- **STORED ROWS**

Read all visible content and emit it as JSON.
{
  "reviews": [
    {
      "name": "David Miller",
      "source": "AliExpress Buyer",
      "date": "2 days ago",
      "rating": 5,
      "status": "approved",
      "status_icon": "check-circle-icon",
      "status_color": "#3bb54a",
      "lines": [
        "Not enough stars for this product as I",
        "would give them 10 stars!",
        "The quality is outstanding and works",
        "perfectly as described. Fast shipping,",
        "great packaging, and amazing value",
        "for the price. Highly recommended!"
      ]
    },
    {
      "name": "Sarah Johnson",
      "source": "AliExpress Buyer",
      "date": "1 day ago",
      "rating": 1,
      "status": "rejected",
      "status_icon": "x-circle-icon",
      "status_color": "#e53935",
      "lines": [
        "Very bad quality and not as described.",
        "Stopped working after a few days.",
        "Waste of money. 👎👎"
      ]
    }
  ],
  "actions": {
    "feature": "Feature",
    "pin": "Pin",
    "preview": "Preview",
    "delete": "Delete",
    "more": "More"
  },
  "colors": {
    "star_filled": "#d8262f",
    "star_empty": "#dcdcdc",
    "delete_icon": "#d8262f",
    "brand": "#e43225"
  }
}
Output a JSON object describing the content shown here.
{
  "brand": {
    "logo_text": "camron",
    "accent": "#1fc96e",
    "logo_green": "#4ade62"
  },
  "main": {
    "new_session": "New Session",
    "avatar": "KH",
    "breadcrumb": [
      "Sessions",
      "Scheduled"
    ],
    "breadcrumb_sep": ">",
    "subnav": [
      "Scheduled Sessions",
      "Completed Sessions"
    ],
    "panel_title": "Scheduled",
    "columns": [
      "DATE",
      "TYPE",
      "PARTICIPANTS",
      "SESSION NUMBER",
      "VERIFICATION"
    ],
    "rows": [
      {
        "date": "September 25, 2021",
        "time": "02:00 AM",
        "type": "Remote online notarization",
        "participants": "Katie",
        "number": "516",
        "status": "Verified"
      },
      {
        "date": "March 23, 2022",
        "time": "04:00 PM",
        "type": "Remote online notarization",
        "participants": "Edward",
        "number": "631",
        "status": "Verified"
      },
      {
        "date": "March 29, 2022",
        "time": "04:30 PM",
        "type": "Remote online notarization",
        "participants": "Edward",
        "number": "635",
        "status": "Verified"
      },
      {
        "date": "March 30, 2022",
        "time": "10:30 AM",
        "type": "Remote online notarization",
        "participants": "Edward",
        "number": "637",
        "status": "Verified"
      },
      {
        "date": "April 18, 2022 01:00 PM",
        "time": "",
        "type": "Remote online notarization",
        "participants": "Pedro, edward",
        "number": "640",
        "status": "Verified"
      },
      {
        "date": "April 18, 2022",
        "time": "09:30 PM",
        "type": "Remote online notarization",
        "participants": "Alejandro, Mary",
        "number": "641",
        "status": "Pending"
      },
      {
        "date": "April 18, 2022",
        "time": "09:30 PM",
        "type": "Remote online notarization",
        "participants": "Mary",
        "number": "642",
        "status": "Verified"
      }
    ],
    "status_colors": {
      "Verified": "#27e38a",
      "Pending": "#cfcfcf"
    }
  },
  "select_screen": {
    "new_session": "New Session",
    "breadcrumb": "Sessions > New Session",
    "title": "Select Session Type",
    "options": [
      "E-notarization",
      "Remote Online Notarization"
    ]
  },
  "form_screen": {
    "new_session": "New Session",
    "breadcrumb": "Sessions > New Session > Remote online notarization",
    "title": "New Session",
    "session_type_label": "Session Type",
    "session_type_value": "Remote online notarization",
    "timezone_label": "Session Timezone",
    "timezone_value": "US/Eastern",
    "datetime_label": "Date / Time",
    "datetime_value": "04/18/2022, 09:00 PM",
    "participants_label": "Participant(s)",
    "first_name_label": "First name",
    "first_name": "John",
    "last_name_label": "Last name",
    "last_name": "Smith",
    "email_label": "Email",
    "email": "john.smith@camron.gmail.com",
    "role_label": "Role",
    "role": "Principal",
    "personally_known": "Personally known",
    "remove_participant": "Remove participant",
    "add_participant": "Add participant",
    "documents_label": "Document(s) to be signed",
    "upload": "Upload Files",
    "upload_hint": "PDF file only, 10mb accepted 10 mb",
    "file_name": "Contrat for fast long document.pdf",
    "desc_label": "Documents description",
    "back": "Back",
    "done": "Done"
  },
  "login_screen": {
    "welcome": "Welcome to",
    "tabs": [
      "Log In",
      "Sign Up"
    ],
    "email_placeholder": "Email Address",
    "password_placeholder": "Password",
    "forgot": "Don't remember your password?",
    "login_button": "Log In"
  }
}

- **WHAT YOU HAVE TO DO**
Extract the complete listing above, reproducing each line exactly.

- **SOLUTION FOR THIS EXERCISE**
Read all visible content and emit it as JSON.
{
  "reviews": [
    {
      "name": "David Miller",
      "source": "AliExpress Buyer",
      "date": "2 days ago",
      "rating": 5,
      "status": "approved",
      "status_icon": "check-circle-icon",
      "status_color": "#3bb54a",
      "lines": [
        "Not enough stars for this product as I",
        "would give them 10 stars!",
        "The quality is outstanding and works",
        "perfectly as described. Fast shipping,",
        "great packaging, and amazing value",
        "for the price. Highly recommended!"
      ]
    },
    {
      "name": "Sarah Johnson",
      "source": "AliExpress Buyer",
      "date": "1 day ago",
      "rating": 1,
      "status": "rejected",
      "status_icon": "x-circle-icon",
      "status_color": "#e53935",
      "lines": [
        "Very bad quality and not as described.",
        "Stopped working after a few days.",
        "Waste of money. 👎👎"
      ]
    }
  ],
  "actions": {
    "feature": "Feature",
    "pin": "Pin",
    "preview": "Preview",
    "delete": "Delete",
    "more": "More"
  },
  "colors": {
    "star_filled": "#d8262f",
    "star_empty": "#dcdcdc",
    "delete_icon": "#d8262f",
    "brand": "#e43225"
  }
}
Output a JSON object describing the content shown here.
{
  "brand": {
    "logo_text": "camron",
    "accent": "#1fc96e",
    "logo_green": "#4ade62"
  },
  "main": {
    "new_session": "New Session",
    "avatar": "KH",
    "breadcrumb": [
      "Sessions",
      "Scheduled"
    ],
    "breadcrumb_sep": ">",
    "subnav": [
      "Scheduled Sessions",
      "Completed Sessions"
    ],
    "panel_title": "Scheduled",
    "columns": [
      "DATE",
      "TYPE",
      "PARTICIPANTS",
      "SESSION NUMBER",
      "VERIFICATION"
    ],
    "rows": [
      {
        "date": "September 25, 2021",
        "time": "02:00 AM",
        "type": "Remote online notarization",
        "participants": "Katie",
        "number": "516",
        "status": "Verified"
      },
      {
        "date": "March 23, 2022",
        "time": "04:00 PM",
        "type": "Remote online notarization",
        "participants": "Edward",
        "number": "631",
        "status": "Verified"
      },
      {
        "date": "March 29, 2022",
        "time": "04:30 PM",
        "type": "Remote online notarization",
        "participants": "Edward",
        "number": "635",
        "status": "Verified"
      },
      {
        "date": "March 30, 2022",
        "time": "10:30 AM",
        "type": "Remote online notarization",
        "participants": "Edward",
        "number": "637",
        "status": "Verified"
      },
      {
        "date": "April 18, 2022 01:00 PM",
        "time": "",
        "type": "Remote online notarization",
        "participants": "Pedro, edward",
        "number": "640",
        "status": "Verified"
      },
      {
        "date": "April 18, 2022",
        "time": "09:30 PM",
        "type": "Remote online notarization",
        "participants": "Alejandro, Mary",
        "number": "641",
        "status": "Pending"
      },
      {
        "date": "April 18, 2022",
        "time": "09:30 PM",
        "type": "Remote online notarization",
        "participants": "Mary",
        "number": "642",
        "status": "Verified"
      }
    ],
    "status_colors": {
      "Verified": "#27e38a",
      "Pending": "#cfcfcf"
    }
  },
  "select_screen": {
    "new_session": "New Session",
    "breadcrumb": "Sessions > New Session",
    "title": "Select Session Type",
    "options": [
      "E-notarization",
      "Remote Online Notarization"
    ]
  },
  "form_screen": {
    "new_session": "New Session",
    "breadcrumb": "Sessions > New Session > Remote online notarization",
    "title": "New Session",
    "session_type_label": "Session Type",
    "session_type_value": "Remote online notarization",
    "timezone_label": "Session Timezone",
    "timezone_value": "US/Eastern",
    "datetime_label": "Date / Time",
    "datetime_value": "04/18/2022, 09:00 PM",
    "participants_label": "Participant(s)",
    "first_name_label": "First name",
    "first_name": "John",
    "last_name_label": "Last name",
    "last_name": "Smith",
    "email_label": "Email",
    "email": "john.smith@camron.gmail.com",
    "role_label": "Role",
    "role": "Principal",
    "personally_known": "Personally known",
    "remove_participant": "Remove participant",
    "add_participant": "Add participant",
    "documents_label": "Document(s) to be signed",
    "upload": "Upload Files",
    "upload_hint": "PDF file only, 10mb accepted 10 mb",
    "file_name": "Contrat for fast long document.pdf",
    "desc_label": "Documents description",
    "back": "Back",
    "done": "Done"
  },
  "login_screen": {
    "welcome": "Welcome to",
    "tabs": [
      "Log In",
      "Sign Up"
    ],
    "email_placeholder": "Email Address",
    "password_placeholder": "Password",
    "forgot": "Don't remember your password?",
    "login_button": "Log In"
  }
}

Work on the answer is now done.